▸ **Challenge**:
Gather all lines containing the string "trên" and copy them out.

▸ **Exercise input**:
>> START
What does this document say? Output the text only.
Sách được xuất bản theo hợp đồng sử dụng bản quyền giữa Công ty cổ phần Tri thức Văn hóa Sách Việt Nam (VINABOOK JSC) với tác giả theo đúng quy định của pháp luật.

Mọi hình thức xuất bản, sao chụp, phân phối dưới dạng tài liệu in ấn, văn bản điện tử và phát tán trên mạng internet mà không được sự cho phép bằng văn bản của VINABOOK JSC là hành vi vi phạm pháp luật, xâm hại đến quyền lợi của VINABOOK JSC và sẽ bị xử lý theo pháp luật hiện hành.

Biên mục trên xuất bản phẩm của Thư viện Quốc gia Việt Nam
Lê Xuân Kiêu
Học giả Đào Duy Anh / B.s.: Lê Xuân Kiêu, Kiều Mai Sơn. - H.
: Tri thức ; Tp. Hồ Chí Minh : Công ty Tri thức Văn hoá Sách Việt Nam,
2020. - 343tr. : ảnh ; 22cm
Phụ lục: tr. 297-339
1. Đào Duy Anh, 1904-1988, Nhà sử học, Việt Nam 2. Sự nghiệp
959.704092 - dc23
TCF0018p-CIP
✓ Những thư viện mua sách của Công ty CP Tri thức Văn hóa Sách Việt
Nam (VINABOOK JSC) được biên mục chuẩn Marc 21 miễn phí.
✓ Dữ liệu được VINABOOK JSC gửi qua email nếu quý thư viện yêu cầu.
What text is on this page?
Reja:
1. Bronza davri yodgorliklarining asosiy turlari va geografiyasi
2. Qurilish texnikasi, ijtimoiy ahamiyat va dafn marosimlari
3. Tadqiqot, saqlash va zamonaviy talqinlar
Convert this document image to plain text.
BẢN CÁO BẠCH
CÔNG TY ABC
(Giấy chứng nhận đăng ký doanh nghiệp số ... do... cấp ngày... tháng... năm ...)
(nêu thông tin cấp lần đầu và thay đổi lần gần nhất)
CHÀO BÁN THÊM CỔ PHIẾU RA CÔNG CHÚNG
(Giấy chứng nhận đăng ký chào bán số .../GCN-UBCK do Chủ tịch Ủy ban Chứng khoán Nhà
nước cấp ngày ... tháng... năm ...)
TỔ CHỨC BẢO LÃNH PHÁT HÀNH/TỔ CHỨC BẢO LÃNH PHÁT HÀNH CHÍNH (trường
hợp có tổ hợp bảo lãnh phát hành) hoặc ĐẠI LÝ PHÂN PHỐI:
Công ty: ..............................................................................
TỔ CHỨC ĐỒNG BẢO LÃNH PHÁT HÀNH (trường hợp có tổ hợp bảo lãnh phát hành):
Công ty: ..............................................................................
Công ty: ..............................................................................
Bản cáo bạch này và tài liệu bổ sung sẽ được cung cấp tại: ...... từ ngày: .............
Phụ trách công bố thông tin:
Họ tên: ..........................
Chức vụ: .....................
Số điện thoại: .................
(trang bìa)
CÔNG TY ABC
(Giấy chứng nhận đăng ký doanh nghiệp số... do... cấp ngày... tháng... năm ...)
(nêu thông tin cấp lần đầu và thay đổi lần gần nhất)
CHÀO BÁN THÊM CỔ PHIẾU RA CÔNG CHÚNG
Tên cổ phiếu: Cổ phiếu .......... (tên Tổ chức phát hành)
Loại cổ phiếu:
>> END
▸ **Task solution**:
Mọi hình thức xuất bản, sao chụp, phân phối dưới dạng tài liệu in ấn, văn bản điện tử và phát tán trên mạng internet mà không được sự cho phép bằng văn bản của VINABOOK JSC là hành vi vi phạm pháp luật, xâm hại đến quyền lợi của VINABOOK JSC và sẽ bị xử lý theo pháp luật hiện hành.
Biên mục trên xuất bản phẩm của Thư viện Quốc gia Việt Nam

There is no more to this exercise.